Do this
Where a line contains the word "pron", copy that line in full.

-- start --

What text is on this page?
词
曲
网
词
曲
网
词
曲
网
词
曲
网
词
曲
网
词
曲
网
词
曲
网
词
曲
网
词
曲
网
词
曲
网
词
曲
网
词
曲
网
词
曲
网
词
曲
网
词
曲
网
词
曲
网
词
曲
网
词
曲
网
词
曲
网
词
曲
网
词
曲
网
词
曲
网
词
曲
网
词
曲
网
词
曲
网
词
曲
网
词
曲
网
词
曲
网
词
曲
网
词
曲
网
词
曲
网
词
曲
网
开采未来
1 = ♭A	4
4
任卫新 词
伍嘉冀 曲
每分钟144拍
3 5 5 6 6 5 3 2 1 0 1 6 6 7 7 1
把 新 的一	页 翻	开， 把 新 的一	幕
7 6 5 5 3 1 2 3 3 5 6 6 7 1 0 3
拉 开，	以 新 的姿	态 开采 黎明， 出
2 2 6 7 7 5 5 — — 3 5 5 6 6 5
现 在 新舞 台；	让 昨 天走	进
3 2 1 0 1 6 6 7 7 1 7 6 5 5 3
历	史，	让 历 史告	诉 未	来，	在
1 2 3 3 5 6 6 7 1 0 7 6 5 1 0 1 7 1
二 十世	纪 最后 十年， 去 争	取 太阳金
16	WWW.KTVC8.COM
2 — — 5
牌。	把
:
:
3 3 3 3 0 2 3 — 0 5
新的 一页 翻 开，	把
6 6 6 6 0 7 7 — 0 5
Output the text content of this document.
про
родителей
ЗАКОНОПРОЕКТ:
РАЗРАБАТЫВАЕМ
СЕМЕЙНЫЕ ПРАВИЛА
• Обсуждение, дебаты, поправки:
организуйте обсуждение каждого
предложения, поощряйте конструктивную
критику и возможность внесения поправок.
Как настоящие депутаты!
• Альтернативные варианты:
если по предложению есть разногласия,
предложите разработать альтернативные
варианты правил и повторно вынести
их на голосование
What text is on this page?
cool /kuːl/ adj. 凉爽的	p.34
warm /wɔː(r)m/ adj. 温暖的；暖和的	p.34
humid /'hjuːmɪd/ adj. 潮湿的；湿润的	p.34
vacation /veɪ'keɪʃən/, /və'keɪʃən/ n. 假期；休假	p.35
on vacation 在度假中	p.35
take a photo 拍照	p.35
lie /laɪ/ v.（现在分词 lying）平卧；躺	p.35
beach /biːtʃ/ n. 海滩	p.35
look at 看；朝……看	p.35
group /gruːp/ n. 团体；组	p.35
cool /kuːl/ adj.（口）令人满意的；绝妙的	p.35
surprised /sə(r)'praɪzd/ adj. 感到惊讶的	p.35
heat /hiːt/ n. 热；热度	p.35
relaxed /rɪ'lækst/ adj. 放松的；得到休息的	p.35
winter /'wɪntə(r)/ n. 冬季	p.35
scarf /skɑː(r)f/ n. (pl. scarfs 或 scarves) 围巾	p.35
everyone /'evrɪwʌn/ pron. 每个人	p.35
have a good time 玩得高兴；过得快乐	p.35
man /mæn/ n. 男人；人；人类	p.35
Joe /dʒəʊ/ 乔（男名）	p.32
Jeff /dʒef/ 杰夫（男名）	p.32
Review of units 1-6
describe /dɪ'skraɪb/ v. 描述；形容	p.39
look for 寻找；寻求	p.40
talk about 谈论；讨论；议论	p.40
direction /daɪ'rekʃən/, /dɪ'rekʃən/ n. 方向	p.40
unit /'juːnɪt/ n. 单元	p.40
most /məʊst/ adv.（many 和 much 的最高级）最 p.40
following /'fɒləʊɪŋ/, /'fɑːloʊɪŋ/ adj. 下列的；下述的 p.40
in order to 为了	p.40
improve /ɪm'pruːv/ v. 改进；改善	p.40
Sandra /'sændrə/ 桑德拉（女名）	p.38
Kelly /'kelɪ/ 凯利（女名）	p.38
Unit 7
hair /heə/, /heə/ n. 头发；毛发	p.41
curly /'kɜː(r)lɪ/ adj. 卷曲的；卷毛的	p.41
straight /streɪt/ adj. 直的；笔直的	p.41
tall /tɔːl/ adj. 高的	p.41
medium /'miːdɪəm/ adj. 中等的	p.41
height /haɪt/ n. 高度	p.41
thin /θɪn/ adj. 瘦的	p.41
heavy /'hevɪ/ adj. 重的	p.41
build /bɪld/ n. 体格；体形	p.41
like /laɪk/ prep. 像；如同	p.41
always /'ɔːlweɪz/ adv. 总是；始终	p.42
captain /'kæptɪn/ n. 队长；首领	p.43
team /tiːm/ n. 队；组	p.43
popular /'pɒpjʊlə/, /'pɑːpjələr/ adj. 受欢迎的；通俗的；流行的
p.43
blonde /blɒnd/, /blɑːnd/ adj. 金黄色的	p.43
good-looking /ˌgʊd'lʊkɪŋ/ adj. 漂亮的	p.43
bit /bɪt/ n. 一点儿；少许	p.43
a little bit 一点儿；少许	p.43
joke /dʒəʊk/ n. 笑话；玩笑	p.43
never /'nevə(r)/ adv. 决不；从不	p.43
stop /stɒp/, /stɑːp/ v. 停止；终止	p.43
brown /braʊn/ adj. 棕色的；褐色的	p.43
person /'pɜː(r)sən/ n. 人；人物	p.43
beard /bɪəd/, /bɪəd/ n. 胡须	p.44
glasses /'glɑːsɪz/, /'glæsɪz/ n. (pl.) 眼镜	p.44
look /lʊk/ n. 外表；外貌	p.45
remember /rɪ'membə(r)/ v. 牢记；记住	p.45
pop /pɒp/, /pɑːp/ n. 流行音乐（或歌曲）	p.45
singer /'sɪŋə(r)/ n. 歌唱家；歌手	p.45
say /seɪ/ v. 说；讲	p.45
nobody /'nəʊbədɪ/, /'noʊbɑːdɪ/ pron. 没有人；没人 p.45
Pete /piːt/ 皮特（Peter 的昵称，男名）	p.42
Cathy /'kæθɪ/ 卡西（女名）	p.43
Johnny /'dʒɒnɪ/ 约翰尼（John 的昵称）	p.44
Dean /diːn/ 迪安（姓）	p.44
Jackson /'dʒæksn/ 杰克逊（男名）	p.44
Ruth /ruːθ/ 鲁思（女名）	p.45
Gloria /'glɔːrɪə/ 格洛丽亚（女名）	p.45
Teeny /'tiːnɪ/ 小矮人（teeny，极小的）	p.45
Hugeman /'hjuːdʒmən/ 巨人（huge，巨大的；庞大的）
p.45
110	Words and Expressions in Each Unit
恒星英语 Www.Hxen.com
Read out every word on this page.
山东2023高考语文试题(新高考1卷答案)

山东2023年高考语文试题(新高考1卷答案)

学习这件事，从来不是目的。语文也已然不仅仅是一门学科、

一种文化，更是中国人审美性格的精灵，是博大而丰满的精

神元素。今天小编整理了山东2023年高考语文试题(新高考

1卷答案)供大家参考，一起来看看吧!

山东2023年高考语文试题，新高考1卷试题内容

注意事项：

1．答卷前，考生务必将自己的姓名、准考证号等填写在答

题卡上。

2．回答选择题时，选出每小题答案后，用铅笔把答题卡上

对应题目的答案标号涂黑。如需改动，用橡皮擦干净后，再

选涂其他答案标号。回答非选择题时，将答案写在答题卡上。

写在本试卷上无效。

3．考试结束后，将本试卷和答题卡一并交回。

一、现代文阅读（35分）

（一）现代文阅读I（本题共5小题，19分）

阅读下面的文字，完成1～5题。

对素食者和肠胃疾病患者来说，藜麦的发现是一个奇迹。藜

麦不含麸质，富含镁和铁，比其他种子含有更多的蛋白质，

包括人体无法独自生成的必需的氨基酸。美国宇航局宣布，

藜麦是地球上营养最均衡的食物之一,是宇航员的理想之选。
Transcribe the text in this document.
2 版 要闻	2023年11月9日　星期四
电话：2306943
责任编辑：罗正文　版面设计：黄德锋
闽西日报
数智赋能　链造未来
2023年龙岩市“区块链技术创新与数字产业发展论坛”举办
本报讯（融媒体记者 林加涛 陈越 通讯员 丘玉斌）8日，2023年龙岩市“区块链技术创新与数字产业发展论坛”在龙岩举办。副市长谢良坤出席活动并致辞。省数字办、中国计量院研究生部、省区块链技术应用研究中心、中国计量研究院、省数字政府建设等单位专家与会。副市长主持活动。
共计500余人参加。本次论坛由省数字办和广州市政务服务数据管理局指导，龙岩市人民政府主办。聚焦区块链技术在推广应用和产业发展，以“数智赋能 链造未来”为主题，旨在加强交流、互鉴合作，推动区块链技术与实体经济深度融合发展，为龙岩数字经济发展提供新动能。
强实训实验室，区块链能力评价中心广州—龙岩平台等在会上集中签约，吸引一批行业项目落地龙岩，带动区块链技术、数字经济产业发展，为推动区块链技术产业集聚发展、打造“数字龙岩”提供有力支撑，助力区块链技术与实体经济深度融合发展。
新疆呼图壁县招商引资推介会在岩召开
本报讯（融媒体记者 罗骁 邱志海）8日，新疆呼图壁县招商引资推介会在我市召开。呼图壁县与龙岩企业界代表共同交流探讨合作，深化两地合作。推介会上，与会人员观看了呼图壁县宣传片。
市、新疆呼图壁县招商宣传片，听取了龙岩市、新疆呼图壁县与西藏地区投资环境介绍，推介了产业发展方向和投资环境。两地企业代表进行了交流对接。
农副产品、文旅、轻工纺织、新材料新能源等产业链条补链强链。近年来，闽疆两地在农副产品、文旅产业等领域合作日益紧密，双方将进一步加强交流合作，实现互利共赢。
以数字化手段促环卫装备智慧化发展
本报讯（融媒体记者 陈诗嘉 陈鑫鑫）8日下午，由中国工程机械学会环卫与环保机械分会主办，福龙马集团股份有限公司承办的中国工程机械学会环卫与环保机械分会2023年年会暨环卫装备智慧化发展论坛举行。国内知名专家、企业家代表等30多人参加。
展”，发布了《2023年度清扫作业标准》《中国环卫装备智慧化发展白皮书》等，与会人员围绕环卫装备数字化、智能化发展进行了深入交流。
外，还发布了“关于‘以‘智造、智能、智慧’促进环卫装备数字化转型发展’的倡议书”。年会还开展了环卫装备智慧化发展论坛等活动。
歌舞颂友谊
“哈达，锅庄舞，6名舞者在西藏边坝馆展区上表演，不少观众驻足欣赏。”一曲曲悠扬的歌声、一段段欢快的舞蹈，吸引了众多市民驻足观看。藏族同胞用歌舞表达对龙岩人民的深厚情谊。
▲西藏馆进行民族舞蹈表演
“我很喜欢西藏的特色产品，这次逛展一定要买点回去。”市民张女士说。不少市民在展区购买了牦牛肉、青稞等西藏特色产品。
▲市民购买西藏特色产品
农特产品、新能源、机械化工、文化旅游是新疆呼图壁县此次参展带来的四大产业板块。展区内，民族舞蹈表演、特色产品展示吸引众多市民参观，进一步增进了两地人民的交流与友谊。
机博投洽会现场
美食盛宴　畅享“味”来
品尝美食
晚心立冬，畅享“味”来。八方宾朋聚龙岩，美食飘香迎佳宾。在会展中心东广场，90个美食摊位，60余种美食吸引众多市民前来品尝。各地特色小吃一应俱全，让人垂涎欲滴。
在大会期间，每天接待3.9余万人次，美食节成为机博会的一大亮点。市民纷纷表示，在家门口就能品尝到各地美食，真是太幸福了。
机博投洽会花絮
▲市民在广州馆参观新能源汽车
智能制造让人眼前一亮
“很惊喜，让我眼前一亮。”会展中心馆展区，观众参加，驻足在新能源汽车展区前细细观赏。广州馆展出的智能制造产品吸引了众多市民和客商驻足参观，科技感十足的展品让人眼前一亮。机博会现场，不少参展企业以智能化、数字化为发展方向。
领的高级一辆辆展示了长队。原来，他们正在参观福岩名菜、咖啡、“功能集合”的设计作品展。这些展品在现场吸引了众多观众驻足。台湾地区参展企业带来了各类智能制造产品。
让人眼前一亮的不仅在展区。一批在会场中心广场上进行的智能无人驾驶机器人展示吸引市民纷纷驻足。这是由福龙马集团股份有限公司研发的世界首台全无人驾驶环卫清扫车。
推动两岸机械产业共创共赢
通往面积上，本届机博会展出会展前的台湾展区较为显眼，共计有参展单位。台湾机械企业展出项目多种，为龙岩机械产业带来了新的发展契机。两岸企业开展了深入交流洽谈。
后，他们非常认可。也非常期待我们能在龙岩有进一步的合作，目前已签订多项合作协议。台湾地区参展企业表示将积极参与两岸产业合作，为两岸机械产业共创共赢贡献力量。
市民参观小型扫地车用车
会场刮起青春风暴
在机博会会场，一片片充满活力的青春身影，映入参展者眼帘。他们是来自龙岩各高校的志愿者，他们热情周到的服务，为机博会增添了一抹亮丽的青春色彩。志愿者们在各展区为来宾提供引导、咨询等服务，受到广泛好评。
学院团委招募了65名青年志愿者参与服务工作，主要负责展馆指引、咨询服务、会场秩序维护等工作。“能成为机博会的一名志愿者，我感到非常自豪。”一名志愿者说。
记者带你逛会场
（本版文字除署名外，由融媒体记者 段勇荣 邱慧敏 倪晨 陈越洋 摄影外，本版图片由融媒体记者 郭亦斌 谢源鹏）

-- end --

Output for this exercise
everyone /'evrɪwʌn/ pron. 每个人	p.35
nobody /'nəʊbədɪ/, /'noʊbɑːdɪ/ pron. 没有人；没人 p.45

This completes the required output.